>> START PROVIDED RECORDS

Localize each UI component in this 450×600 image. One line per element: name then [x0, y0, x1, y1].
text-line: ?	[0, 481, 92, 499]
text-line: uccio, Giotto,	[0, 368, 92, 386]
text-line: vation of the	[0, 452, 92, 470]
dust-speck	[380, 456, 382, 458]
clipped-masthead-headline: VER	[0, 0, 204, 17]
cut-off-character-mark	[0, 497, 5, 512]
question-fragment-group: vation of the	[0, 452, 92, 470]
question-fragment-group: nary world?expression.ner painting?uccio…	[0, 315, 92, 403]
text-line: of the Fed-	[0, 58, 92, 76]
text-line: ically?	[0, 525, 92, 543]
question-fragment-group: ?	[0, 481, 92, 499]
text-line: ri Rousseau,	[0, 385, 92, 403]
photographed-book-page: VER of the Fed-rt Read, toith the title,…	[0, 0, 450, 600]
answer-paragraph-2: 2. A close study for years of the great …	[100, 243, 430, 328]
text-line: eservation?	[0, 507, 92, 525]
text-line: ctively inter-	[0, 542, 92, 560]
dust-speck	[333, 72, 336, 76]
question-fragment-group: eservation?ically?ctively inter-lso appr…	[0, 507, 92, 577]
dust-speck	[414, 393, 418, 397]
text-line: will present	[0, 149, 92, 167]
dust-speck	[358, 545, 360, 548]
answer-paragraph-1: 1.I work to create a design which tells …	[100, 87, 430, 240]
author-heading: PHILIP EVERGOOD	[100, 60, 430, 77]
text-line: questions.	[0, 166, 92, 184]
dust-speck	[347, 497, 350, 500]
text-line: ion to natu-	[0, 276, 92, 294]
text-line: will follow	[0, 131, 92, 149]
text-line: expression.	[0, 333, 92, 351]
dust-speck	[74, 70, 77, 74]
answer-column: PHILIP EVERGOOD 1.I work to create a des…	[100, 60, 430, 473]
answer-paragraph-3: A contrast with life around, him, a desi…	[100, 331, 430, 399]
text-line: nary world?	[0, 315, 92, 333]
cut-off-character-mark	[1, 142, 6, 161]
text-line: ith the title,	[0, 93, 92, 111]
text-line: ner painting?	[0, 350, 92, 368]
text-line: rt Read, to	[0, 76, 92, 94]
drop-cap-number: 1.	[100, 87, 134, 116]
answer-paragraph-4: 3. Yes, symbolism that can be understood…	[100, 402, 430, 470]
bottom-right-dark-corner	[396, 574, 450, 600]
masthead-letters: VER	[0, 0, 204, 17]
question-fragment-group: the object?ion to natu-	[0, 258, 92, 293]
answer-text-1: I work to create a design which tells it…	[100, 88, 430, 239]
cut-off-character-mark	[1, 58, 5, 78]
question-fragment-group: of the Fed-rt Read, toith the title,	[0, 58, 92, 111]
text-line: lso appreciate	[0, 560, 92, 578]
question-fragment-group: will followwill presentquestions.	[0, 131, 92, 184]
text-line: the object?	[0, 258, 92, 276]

>> END PROVIDED RECORDS

▶ WORK REQUIRED: Please copy all of the data above, line for line, without changing a single character.

▶ FULL SOLUTION:
Localize each UI component in this 450×600 image. One line per element: name then [x0, y0, x1, y1].
text-line: ?	[0, 481, 92, 499]
text-line: uccio, Giotto,	[0, 368, 92, 386]
text-line: vation of the	[0, 452, 92, 470]
dust-speck	[380, 456, 382, 458]
clipped-masthead-headline: VER	[0, 0, 204, 17]
cut-off-character-mark	[0, 497, 5, 512]
question-fragment-group: vation of the	[0, 452, 92, 470]
question-fragment-group: nary world?expression.ner painting?uccio…	[0, 315, 92, 403]
text-line: of the Fed-	[0, 58, 92, 76]
text-line: ically?	[0, 525, 92, 543]
question-fragment-group: ?	[0, 481, 92, 499]
text-line: ri Rousseau,	[0, 385, 92, 403]
photographed-book-page: VER of the Fed-rt Read, toith the title,…	[0, 0, 450, 600]
answer-paragraph-2: 2. A close study for years of the great …	[100, 243, 430, 328]
text-line: eservation?	[0, 507, 92, 525]
text-line: ctively inter-	[0, 542, 92, 560]
dust-speck	[333, 72, 336, 76]
question-fragment-group: eservation?ically?ctively inter-lso appr…	[0, 507, 92, 577]
dust-speck	[414, 393, 418, 397]
text-line: will present	[0, 149, 92, 167]
dust-speck	[358, 545, 360, 548]
answer-paragraph-1: 1.I work to create a design which tells …	[100, 87, 430, 240]
author-heading: PHILIP EVERGOOD	[100, 60, 430, 77]
text-line: questions.	[0, 166, 92, 184]
dust-speck	[347, 497, 350, 500]
text-line: ion to natu-	[0, 276, 92, 294]
text-line: will follow	[0, 131, 92, 149]
text-line: expression.	[0, 333, 92, 351]
dust-speck	[74, 70, 77, 74]
answer-column: PHILIP EVERGOOD 1.I work to create a des…	[100, 60, 430, 473]
answer-paragraph-3: A contrast with life around, him, a desi…	[100, 331, 430, 399]
text-line: nary world?	[0, 315, 92, 333]
cut-off-character-mark	[1, 142, 6, 161]
text-line: ith the title,	[0, 93, 92, 111]
text-line: ner painting?	[0, 350, 92, 368]
text-line: rt Read, to	[0, 76, 92, 94]
drop-cap-number: 1.	[100, 87, 134, 116]
answer-paragraph-4: 3. Yes, symbolism that can be understood…	[100, 402, 430, 470]
bottom-right-dark-corner	[396, 574, 450, 600]
masthead-letters: VER	[0, 0, 204, 17]
question-fragment-group: the object?ion to natu-	[0, 258, 92, 293]
answer-text-1: I work to create a design which tells it…	[100, 88, 430, 239]
cut-off-character-mark	[1, 58, 5, 78]
question-fragment-group: of the Fed-rt Read, toith the title,	[0, 58, 92, 111]
text-line: lso appreciate	[0, 560, 92, 578]
question-fragment-group: will followwill presentquestions.	[0, 131, 92, 184]
text-line: the object?	[0, 258, 92, 276]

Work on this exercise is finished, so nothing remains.